── Data to process
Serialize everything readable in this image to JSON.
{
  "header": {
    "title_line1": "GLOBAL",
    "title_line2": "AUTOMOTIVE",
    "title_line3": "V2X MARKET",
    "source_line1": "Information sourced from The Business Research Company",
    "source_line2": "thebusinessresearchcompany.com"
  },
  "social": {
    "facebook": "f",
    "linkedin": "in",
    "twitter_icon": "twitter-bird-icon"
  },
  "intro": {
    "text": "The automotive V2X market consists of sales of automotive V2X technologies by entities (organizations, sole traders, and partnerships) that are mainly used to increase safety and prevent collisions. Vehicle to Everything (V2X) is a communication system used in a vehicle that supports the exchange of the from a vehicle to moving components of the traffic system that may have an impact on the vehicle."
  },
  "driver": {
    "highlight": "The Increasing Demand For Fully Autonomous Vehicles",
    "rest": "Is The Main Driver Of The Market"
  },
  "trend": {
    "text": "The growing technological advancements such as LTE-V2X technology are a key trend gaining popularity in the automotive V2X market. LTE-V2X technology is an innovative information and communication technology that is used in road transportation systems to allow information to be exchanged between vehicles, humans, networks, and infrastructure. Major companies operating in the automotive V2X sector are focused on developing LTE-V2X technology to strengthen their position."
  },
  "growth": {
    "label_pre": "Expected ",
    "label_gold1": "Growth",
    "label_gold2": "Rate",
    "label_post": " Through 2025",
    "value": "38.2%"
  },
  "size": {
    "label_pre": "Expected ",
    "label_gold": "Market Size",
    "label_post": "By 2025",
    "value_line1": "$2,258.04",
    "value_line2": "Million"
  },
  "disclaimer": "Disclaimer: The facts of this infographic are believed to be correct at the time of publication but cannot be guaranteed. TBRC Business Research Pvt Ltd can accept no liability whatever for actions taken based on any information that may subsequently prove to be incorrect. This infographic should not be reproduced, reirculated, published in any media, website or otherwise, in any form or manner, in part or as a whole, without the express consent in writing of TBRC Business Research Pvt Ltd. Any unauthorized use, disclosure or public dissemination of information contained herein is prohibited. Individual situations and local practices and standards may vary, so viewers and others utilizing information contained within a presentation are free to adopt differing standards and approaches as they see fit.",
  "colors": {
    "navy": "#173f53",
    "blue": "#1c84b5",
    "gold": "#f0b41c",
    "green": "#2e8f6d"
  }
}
────
**Problem to work on:**
Repeat the material above in full, quoting it exactly.

**Exercise result:**
Serialize everything readable in this image to JSON.
{
  "header": {
    "title_line1": "GLOBAL",
    "title_line2": "AUTOMOTIVE",
    "title_line3": "V2X MARKET",
    "source_line1": "Information sourced from The Business Research Company",
    "source_line2": "thebusinessresearchcompany.com"
  },
  "social": {
    "facebook": "f",
    "linkedin": "in",
    "twitter_icon": "twitter-bird-icon"
  },
  "intro": {
    "text": "The automotive V2X market consists of sales of automotive V2X technologies by entities (organizations, sole traders, and partnerships) that are mainly used to increase safety and prevent collisions. Vehicle to Everything (V2X) is a communication system used in a vehicle that supports the exchange of the from a vehicle to moving components of the traffic system that may have an impact on the vehicle."
  },
  "driver": {
    "highlight": "The Increasing Demand For Fully Autonomous Vehicles",
    "rest": "Is The Main Driver Of The Market"
  },
  "trend": {
    "text": "The growing technological advancements such as LTE-V2X technology are a key trend gaining popularity in the automotive V2X market. LTE-V2X technology is an innovative information and communication technology that is used in road transportation systems to allow information to be exchanged between vehicles, humans, networks, and infrastructure. Major companies operating in the automotive V2X sector are focused on developing LTE-V2X technology to strengthen their position."
  },
  "growth": {
    "label_pre": "Expected ",
    "label_gold1": "Growth",
    "label_gold2": "Rate",
    "label_post": " Through 2025",
    "value": "38.2%"
  },
  "size": {
    "label_pre": "Expected ",
    "label_gold": "Market Size",
    "label_post": "By 2025",
    "value_line1": "$2,258.04",
    "value_line2": "Million"
  },
  "disclaimer": "Disclaimer: The facts of this infographic are believed to be correct at the time of publication but cannot be guaranteed. TBRC Business Research Pvt Ltd can accept no liability whatever for actions taken based on any information that may subsequently prove to be incorrect. This infographic should not be reproduced, reirculated, published in any media, website or otherwise, in any form or manner, in part or as a whole, without the express consent in writing of TBRC Business Research Pvt Ltd. Any unauthorized use, disclosure or public dissemination of information contained herein is prohibited. Individual situations and local practices and standards may vary, so viewers and others utilizing information contained within a presentation are free to adopt differing standards and approaches as they see fit.",
  "colors": {
    "navy": "#173f53",
    "blue": "#1c84b5",
    "gold": "#f0b41c",
    "green": "#2e8f6d"
  }
}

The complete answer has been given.